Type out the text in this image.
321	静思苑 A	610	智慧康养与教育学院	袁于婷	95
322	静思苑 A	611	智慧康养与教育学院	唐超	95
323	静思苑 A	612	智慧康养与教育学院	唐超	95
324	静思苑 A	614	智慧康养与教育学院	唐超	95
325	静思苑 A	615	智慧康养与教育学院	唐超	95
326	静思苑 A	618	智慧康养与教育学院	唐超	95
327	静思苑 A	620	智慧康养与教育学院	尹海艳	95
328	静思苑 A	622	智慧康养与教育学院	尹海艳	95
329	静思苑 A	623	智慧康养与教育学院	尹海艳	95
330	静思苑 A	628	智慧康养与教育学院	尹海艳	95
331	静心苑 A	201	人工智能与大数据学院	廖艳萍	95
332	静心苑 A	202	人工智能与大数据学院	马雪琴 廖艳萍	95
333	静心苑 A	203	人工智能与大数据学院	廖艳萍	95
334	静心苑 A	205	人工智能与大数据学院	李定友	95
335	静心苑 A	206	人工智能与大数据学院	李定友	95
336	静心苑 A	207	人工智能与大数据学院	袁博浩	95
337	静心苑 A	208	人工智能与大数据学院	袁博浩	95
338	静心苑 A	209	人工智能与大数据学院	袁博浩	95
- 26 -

________

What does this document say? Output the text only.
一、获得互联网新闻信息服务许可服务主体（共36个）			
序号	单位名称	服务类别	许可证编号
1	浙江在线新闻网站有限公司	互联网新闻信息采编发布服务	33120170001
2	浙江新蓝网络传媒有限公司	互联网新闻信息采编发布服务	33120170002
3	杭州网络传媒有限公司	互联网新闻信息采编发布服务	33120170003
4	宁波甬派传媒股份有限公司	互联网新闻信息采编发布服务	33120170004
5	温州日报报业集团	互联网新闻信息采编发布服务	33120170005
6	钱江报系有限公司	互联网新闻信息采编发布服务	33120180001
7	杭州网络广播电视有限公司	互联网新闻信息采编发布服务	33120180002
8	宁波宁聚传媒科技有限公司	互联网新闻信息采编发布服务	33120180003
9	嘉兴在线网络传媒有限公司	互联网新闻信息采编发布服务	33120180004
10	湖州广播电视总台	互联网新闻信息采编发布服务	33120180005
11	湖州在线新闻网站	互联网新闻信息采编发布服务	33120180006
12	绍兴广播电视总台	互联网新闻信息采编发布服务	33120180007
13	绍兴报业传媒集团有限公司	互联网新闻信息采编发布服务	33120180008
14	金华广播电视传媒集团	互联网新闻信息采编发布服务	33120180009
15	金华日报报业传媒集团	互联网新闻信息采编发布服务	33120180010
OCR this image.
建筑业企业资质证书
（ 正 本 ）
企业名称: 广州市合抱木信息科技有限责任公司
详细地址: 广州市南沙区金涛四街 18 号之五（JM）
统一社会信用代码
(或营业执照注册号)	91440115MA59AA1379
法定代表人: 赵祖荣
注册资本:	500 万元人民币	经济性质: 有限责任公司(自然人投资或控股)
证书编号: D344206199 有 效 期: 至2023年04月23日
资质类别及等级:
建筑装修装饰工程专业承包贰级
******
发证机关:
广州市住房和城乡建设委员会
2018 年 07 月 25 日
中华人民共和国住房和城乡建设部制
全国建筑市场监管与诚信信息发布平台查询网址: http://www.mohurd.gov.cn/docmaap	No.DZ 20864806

________

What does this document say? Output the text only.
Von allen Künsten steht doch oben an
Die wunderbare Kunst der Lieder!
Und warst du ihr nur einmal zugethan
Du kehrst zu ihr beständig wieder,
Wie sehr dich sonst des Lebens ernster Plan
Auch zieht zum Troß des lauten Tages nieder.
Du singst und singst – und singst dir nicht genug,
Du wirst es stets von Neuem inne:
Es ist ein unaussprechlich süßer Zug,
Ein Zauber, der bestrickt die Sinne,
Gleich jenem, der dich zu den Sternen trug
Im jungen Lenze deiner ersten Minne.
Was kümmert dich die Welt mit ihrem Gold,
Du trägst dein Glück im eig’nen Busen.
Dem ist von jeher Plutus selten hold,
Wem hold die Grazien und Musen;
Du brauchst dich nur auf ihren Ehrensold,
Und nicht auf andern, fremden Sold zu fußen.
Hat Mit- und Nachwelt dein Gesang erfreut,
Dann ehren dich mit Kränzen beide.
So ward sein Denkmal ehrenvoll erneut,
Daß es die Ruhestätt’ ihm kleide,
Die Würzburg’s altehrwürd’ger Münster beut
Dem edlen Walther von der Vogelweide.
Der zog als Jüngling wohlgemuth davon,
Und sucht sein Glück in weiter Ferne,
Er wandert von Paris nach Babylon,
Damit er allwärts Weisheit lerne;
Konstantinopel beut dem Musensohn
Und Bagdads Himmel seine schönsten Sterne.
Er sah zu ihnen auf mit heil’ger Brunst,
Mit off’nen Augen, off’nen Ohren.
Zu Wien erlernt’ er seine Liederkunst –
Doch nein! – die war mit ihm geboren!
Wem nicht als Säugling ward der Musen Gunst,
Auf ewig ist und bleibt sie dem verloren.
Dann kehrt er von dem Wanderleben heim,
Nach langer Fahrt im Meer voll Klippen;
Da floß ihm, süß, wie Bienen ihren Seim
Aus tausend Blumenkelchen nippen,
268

________

**Task to carry out:** Of the lines above, copy each that contains "hold".

**The solution:**
Dem ist von jeher Plutus selten hold,
Wem hold die Grazien und Musen;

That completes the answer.